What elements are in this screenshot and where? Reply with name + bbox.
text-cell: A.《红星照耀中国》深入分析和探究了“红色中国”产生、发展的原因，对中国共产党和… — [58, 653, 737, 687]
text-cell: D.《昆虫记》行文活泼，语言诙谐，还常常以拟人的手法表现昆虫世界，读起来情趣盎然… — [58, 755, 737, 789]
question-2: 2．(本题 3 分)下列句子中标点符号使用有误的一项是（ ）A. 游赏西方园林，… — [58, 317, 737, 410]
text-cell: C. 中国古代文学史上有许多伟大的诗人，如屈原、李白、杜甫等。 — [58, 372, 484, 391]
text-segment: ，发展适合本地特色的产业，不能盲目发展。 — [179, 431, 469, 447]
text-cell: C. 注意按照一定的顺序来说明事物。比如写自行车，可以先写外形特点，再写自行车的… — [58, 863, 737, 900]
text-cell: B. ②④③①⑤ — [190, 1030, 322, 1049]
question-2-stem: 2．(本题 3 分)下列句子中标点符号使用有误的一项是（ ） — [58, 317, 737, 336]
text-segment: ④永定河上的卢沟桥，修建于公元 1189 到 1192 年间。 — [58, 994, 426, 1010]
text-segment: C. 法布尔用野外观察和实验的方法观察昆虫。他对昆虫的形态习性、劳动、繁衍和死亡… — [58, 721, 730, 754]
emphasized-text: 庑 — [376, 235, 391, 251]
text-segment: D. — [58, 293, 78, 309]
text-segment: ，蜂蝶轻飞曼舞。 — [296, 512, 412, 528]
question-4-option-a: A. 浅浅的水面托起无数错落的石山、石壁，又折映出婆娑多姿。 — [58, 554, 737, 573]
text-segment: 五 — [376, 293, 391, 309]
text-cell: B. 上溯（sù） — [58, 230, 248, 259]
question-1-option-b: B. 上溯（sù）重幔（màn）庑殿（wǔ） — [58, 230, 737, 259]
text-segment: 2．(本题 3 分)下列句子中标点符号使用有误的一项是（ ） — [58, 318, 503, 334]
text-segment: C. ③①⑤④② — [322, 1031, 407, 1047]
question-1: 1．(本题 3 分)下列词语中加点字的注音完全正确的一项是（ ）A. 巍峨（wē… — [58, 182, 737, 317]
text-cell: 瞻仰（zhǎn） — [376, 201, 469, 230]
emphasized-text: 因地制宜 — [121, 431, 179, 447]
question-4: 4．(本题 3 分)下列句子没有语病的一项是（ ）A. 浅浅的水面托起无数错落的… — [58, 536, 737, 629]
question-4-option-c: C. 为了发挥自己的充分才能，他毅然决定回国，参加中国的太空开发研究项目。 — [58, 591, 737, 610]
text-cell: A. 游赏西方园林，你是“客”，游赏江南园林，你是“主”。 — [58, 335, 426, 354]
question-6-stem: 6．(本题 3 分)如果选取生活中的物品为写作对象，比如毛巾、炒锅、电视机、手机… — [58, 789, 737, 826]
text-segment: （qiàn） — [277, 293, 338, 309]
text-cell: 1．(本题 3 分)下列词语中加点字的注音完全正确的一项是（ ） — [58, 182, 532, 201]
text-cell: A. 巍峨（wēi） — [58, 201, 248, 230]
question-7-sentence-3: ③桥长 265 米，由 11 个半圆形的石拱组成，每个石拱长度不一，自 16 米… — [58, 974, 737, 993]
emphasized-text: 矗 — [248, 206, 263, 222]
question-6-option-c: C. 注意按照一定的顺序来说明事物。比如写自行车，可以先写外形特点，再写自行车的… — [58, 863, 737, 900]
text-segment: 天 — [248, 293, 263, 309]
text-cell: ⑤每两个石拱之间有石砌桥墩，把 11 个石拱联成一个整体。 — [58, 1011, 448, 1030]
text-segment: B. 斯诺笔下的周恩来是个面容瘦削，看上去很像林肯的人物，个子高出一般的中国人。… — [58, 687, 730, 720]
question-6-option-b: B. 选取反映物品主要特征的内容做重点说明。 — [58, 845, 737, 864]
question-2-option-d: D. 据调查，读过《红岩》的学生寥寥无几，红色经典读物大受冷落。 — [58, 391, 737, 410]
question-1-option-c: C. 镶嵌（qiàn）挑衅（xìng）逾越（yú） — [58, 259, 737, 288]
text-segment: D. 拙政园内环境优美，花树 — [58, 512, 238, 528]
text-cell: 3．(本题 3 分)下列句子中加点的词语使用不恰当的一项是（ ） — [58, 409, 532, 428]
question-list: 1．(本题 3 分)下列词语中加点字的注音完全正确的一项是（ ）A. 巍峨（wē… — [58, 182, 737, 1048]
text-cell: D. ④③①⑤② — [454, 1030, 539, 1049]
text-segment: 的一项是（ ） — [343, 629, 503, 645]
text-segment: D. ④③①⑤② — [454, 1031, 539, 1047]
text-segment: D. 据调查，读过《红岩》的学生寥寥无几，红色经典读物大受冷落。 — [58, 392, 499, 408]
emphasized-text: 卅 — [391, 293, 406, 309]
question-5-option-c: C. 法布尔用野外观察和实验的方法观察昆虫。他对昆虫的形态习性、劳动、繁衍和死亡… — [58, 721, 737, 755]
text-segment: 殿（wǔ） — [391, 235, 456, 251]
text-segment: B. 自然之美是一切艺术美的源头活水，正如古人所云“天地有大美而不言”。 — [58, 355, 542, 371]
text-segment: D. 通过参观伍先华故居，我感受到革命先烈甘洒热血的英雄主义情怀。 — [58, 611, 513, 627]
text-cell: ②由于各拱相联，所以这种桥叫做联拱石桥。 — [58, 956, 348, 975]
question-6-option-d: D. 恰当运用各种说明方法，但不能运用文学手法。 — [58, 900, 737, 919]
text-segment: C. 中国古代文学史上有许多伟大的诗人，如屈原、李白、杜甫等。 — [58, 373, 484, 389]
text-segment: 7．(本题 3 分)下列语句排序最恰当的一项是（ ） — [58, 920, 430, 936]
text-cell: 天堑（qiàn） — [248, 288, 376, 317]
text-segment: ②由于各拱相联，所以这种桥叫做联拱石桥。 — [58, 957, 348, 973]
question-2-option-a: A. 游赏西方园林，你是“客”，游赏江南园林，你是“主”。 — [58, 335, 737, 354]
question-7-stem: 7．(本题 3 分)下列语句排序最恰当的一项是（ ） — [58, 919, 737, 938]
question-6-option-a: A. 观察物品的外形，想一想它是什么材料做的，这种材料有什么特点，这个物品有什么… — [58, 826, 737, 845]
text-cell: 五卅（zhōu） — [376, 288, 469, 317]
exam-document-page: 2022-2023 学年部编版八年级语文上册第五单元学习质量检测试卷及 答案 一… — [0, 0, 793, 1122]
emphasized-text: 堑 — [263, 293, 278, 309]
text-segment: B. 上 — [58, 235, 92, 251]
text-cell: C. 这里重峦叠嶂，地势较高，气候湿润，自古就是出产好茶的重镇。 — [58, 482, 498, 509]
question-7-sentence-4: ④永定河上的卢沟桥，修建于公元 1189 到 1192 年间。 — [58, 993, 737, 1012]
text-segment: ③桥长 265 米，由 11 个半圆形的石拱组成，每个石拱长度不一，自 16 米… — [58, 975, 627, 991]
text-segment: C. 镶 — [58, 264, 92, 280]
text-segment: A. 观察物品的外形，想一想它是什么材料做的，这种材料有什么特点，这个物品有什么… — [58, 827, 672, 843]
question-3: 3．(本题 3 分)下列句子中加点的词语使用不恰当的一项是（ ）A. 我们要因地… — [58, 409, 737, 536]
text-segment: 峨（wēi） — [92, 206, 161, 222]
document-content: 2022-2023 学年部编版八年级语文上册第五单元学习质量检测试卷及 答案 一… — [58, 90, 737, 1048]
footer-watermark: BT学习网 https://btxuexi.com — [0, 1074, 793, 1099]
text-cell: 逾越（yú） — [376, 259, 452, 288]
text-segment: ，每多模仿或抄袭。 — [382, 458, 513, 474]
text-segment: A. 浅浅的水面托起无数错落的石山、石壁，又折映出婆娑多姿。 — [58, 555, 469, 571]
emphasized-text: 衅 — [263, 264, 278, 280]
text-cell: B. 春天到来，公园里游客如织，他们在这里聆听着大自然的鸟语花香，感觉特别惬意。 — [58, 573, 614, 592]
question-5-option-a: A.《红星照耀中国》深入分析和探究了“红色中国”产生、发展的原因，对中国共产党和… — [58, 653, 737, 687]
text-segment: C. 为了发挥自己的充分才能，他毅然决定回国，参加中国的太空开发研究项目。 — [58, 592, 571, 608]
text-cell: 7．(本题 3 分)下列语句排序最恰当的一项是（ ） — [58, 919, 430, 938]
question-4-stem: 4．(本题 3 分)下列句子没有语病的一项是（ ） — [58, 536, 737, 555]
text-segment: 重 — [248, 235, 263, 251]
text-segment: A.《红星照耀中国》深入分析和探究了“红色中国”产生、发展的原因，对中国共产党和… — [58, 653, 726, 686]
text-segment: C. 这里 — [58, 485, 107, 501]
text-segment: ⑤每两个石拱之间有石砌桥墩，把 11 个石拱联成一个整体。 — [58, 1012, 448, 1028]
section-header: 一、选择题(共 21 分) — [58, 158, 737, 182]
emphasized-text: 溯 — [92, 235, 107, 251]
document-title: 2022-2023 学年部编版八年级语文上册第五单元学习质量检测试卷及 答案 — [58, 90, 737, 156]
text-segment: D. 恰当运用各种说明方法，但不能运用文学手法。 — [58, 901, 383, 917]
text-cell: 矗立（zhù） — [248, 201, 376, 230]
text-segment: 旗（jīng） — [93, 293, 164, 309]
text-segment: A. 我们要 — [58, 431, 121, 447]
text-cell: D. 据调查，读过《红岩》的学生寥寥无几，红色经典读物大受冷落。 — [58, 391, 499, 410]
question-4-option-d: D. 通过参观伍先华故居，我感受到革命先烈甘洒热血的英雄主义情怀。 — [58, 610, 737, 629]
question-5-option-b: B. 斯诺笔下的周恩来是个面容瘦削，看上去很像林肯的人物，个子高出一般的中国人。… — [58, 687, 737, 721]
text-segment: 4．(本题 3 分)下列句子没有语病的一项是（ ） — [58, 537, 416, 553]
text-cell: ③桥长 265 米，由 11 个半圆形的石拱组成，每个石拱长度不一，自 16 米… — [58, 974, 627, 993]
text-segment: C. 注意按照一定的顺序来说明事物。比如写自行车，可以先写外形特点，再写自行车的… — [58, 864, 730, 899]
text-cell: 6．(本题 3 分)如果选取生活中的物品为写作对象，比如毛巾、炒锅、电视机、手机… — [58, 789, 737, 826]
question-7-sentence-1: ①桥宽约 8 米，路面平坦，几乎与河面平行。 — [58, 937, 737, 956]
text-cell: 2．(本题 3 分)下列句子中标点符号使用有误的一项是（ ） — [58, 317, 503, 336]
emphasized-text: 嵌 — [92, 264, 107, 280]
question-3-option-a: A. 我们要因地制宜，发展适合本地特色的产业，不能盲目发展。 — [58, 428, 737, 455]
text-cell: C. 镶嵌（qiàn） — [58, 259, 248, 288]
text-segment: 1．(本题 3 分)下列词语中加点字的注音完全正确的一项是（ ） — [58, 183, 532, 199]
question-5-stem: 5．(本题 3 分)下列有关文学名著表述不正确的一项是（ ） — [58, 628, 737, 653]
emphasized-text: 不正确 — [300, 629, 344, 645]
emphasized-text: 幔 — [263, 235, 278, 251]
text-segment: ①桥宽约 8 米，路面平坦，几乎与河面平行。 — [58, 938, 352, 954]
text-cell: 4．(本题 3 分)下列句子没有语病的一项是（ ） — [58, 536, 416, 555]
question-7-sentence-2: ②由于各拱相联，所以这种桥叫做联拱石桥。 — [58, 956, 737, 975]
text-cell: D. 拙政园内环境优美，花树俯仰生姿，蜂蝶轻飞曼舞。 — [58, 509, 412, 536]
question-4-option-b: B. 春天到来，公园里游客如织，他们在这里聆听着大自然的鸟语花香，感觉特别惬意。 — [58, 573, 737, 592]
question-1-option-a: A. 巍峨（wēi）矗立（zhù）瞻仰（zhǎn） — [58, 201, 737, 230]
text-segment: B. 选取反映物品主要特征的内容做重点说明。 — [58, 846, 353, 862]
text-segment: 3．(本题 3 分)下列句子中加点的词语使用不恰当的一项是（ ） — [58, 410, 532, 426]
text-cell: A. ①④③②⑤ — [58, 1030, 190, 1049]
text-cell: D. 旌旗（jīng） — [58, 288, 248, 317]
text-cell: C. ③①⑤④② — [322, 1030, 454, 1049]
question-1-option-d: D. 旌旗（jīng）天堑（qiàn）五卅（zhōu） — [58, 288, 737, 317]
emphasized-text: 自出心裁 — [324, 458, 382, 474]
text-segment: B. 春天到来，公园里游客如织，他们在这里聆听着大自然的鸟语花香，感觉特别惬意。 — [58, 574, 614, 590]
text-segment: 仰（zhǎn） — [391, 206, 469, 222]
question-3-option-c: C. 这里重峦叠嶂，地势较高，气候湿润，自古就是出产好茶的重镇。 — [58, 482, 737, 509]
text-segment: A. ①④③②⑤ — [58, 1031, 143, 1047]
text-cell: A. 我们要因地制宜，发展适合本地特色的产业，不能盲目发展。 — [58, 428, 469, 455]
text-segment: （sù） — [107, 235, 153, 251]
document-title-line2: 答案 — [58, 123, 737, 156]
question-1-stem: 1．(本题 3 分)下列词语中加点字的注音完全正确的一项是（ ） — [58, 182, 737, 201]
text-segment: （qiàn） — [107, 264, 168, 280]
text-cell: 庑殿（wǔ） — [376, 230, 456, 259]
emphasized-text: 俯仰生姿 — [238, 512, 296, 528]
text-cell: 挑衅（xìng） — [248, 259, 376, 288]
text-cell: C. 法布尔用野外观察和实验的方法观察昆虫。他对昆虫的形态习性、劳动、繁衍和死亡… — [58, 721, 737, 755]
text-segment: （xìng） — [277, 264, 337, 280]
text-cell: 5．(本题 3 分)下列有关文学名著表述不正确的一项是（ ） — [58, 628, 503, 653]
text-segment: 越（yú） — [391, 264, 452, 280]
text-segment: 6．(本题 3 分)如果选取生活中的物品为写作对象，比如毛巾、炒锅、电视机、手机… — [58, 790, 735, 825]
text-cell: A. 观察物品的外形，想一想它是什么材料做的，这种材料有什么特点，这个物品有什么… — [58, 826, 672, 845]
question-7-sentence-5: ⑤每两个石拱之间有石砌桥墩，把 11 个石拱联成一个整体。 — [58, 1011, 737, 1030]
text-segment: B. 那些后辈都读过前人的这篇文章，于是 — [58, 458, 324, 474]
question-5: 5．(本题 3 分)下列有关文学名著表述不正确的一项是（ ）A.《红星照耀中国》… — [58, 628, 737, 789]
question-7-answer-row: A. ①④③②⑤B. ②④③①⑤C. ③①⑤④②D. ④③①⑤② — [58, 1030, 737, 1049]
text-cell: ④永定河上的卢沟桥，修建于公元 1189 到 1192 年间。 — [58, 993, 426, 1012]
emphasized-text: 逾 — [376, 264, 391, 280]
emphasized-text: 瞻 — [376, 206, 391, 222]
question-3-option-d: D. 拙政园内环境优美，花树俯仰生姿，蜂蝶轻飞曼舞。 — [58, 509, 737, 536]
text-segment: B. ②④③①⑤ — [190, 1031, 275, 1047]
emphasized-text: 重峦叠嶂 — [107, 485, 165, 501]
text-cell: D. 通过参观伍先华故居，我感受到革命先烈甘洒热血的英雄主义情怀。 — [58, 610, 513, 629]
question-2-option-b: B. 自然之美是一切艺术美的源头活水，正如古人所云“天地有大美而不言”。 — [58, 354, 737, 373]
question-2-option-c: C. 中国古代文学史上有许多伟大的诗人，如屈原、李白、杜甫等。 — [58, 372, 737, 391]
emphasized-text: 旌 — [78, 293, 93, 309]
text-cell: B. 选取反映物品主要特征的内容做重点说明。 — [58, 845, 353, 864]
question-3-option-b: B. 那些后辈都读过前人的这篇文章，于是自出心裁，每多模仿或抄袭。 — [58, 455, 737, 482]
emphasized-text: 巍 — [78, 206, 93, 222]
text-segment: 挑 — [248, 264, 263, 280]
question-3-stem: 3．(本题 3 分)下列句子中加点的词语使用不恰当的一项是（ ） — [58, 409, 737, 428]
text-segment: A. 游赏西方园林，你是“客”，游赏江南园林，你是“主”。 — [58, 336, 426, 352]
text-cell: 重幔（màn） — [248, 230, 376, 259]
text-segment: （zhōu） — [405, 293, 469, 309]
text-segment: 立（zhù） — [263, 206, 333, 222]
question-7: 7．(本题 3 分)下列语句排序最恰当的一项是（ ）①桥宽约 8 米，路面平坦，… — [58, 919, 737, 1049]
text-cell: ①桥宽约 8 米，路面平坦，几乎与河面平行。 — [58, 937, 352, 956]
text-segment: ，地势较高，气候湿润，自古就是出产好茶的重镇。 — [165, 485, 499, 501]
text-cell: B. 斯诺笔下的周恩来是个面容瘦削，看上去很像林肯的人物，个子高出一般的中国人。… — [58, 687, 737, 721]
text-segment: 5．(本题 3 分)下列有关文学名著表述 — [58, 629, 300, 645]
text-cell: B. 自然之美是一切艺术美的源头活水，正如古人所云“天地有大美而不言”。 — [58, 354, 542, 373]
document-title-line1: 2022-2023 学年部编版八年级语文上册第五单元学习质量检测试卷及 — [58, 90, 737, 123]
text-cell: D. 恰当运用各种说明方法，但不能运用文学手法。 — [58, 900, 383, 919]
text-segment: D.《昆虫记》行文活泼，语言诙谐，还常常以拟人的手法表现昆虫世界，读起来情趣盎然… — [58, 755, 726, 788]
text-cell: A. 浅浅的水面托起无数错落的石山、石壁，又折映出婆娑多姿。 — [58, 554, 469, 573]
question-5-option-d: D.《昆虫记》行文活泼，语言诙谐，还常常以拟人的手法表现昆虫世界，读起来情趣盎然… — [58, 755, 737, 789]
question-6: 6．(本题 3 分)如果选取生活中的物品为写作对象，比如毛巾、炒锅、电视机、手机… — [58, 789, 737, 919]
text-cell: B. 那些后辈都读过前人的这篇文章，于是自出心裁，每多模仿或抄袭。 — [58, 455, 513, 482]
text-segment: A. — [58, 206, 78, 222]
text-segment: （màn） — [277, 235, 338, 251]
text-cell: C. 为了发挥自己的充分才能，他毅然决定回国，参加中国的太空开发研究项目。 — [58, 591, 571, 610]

TASK STATEMENT —
Turn everything from the first of the rows above down through the line containing "text-segment: （qiàn） — [277, 293, 338, 309]" into a Markdown table with the columns No. and Entry. Skip any blank lines.

ANSWER BELOW —
| No. | Entry |
|---|---|
| 1 | What elements are in this screenshot and where? Reply with name + bbox. |
| 2 | text-cell: A.《红星照耀中国》深入分析和探究了“红色中国”产生、发展的原因，对中国共产党和… — [58, 653, 737, 687] |
| 3 | text-cell: D.《昆虫记》行文活泼，语言诙谐，还常常以拟人的手法表现昆虫世界，读起来情趣盎然… — [58, 755, 737, 789] |
| 4 | question-2: 2．(本题 3 分)下列句子中标点符号使用有误的一项是（ ）A. 游赏西方园林，… — [58, 317, 737, 410] |
| 5 | text-cell: C. 中国古代文学史上有许多伟大的诗人，如屈原、李白、杜甫等。 — [58, 372, 484, 391] |
| 6 | text-segment: ，发展适合本地特色的产业，不能盲目发展。 — [179, 431, 469, 447] |
| 7 | text-cell: C. 注意按照一定的顺序来说明事物。比如写自行车，可以先写外形特点，再写自行车的… — [58, 863, 737, 900] |
| 8 | text-cell: B. ②④③①⑤ — [190, 1030, 322, 1049] |
| 9 | question-2-stem: 2．(本题 3 分)下列句子中标点符号使用有误的一项是（ ） — [58, 317, 737, 336] |
| 10 | text-segment: ④永定河上的卢沟桥，修建于公元 1189 到 1192 年间。 — [58, 994, 426, 1010] |
| 11 | text-segment: C. 法布尔用野外观察和实验的方法观察昆虫。他对昆虫的形态习性、劳动、繁衍和死亡… — [58, 721, 730, 754] |
| 12 | emphasized-text: 庑 — [376, 235, 391, 251] |
| 13 | text-segment: D. — [58, 293, 78, 309] |
| 14 | text-segment: ，蜂蝶轻飞曼舞。 — [296, 512, 412, 528] |
| 15 | question-4-option-a: A. 浅浅的水面托起无数错落的石山、石壁，又折映出婆娑多姿。 — [58, 554, 737, 573] |
| 16 | text-segment: 五 — [376, 293, 391, 309] |
| 17 | text-cell: B. 上溯（sù） — [58, 230, 248, 259] |
| 18 | question-1-option-b: B. 上溯（sù）重幔（màn）庑殿（wǔ） — [58, 230, 737, 259] |
| 19 | text-segment: 2．(本题 3 分)下列句子中标点符号使用有误的一项是（ ） — [58, 318, 503, 334] |
| 20 | text-segment: C. ③①⑤④② — [322, 1031, 407, 1047] |
| 21 | question-1: 1．(本题 3 分)下列词语中加点字的注音完全正确的一项是（ ）A. 巍峨（wē… — [58, 182, 737, 317] |
| 22 | text-cell: 瞻仰（zhǎn） — [376, 201, 469, 230] |
| 23 | emphasized-text: 因地制宜 — [121, 431, 179, 447] |
| 24 | question-4: 4．(本题 3 分)下列句子没有语病的一项是（ ）A. 浅浅的水面托起无数错落的… — [58, 536, 737, 629] |
| 25 | question-4-option-c: C. 为了发挥自己的充分才能，他毅然决定回国，参加中国的太空开发研究项目。 — [58, 591, 737, 610] |
| 26 | text-cell: A. 游赏西方园林，你是“客”，游赏江南园林，你是“主”。 — [58, 335, 426, 354] |
| 27 | question-6-stem: 6．(本题 3 分)如果选取生活中的物品为写作对象，比如毛巾、炒锅、电视机、手机… — [58, 789, 737, 826] |
| 28 | text-segment: （qiàn） — [277, 293, 338, 309] |